» Figure content listings
----

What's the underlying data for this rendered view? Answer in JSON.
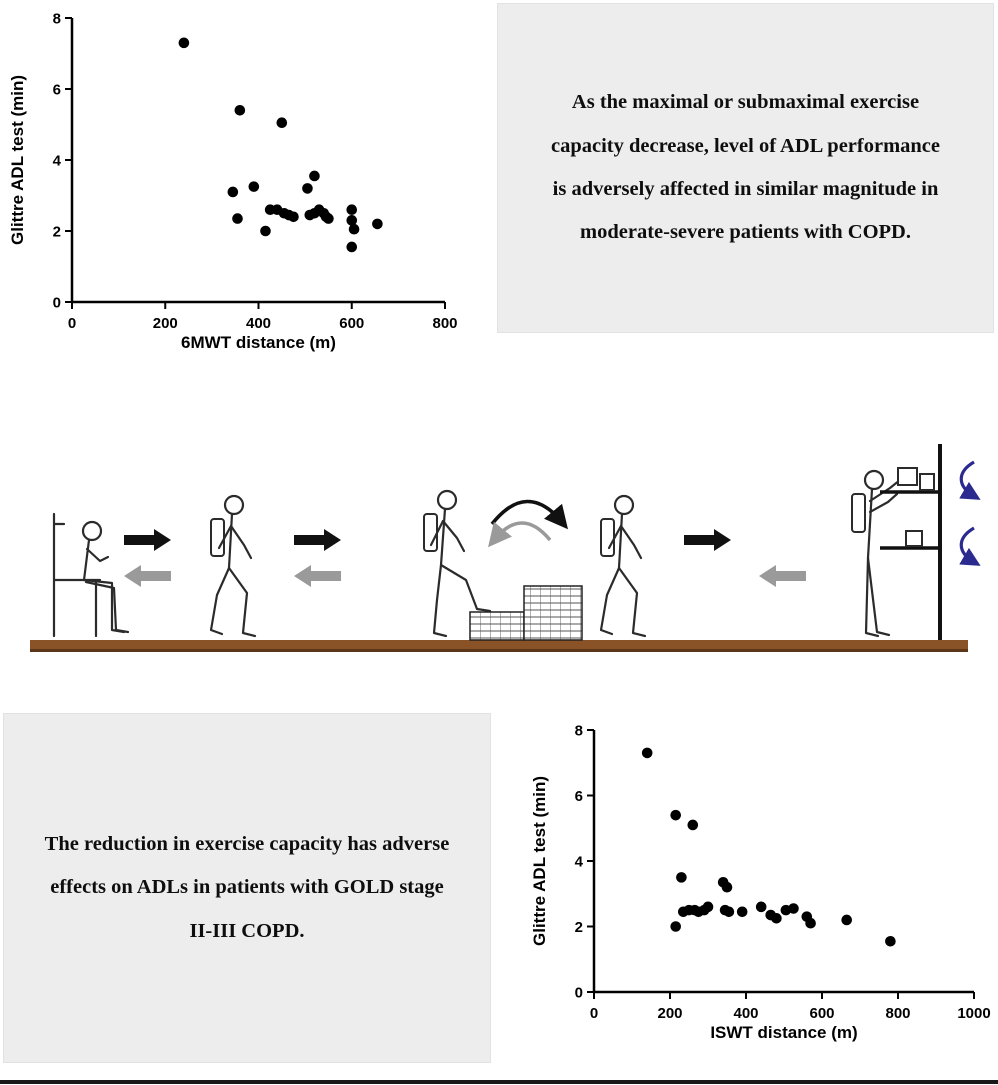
{
  "top_box": {
    "text": "As the maximal or submaximal exercise capacity decrease, level of ADL performance is adversely affected in similar magnitude in moderate-severe patients with COPD."
  },
  "bottom_box": {
    "text": "The reduction in exercise capacity has adverse effects on ADLs in patients with GOLD stage II-III COPD."
  },
  "colors": {
    "box_bg": "#ededed",
    "data_point": "#000000",
    "forward_arrow": "#111111",
    "return_arrow": "#9a9a9a",
    "shelf_arrow": "#2b2a8e",
    "floor": "#8a5327"
  },
  "illustration": {
    "stage_icons": [
      "sit-to-stand-icon",
      "walk-with-backpack-icon",
      "step-over-icon",
      "turn-around-icon",
      "walk-with-backpack-icon",
      "shelf-task-icon"
    ]
  },
  "chart_data": [
    {
      "type": "scatter",
      "title": "",
      "xlabel": "6MWT distance (m)",
      "ylabel": "Glittre ADL test (min)",
      "xlim": [
        0,
        800
      ],
      "ylim": [
        0,
        8
      ],
      "xticks": [
        0,
        200,
        400,
        600,
        800
      ],
      "yticks": [
        0,
        2,
        4,
        6,
        8
      ],
      "grid": false,
      "legend": "none",
      "points": [
        [
          240,
          7.3
        ],
        [
          360,
          5.4
        ],
        [
          450,
          5.05
        ],
        [
          345,
          3.1
        ],
        [
          390,
          3.25
        ],
        [
          355,
          2.35
        ],
        [
          415,
          2.0
        ],
        [
          425,
          2.6
        ],
        [
          440,
          2.6
        ],
        [
          455,
          2.5
        ],
        [
          465,
          2.45
        ],
        [
          475,
          2.4
        ],
        [
          505,
          3.2
        ],
        [
          520,
          3.55
        ],
        [
          510,
          2.45
        ],
        [
          520,
          2.5
        ],
        [
          530,
          2.6
        ],
        [
          540,
          2.5
        ],
        [
          545,
          2.4
        ],
        [
          550,
          2.35
        ],
        [
          600,
          2.6
        ],
        [
          600,
          2.3
        ],
        [
          605,
          2.05
        ],
        [
          600,
          1.55
        ],
        [
          655,
          2.2
        ]
      ]
    },
    {
      "type": "scatter",
      "title": "",
      "xlabel": "ISWT distance (m)",
      "ylabel": "Glittre ADL test (min)",
      "xlim": [
        0,
        1000
      ],
      "ylim": [
        0,
        8
      ],
      "xticks": [
        0,
        200,
        400,
        600,
        800,
        1000
      ],
      "yticks": [
        0,
        2,
        4,
        6,
        8
      ],
      "grid": false,
      "legend": "none",
      "points": [
        [
          140,
          7.3
        ],
        [
          215,
          5.4
        ],
        [
          260,
          5.1
        ],
        [
          230,
          3.5
        ],
        [
          215,
          2.0
        ],
        [
          235,
          2.45
        ],
        [
          250,
          2.5
        ],
        [
          265,
          2.5
        ],
        [
          275,
          2.45
        ],
        [
          290,
          2.5
        ],
        [
          300,
          2.6
        ],
        [
          340,
          3.35
        ],
        [
          350,
          3.2
        ],
        [
          345,
          2.5
        ],
        [
          355,
          2.45
        ],
        [
          390,
          2.45
        ],
        [
          440,
          2.6
        ],
        [
          465,
          2.35
        ],
        [
          480,
          2.25
        ],
        [
          505,
          2.5
        ],
        [
          525,
          2.55
        ],
        [
          560,
          2.3
        ],
        [
          570,
          2.1
        ],
        [
          665,
          2.2
        ],
        [
          780,
          1.55
        ]
      ]
    }
  ]
}
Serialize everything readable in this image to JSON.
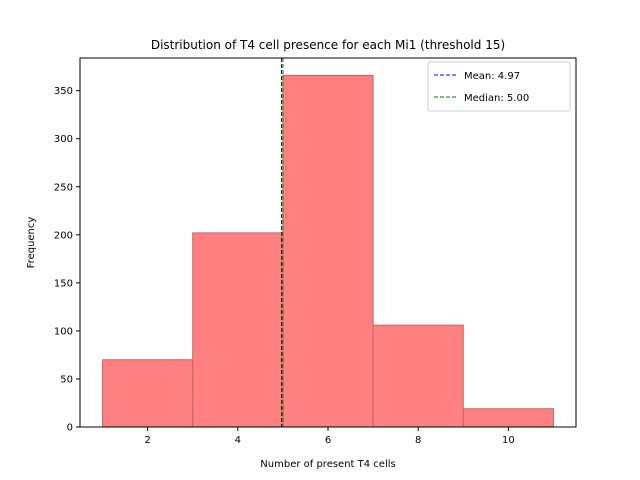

----

» WHAT THE EXERCISE ASKS
State how many lines in the records contain the string "this". Give the number with no words around it.

» EXERCISE OUTPUT
2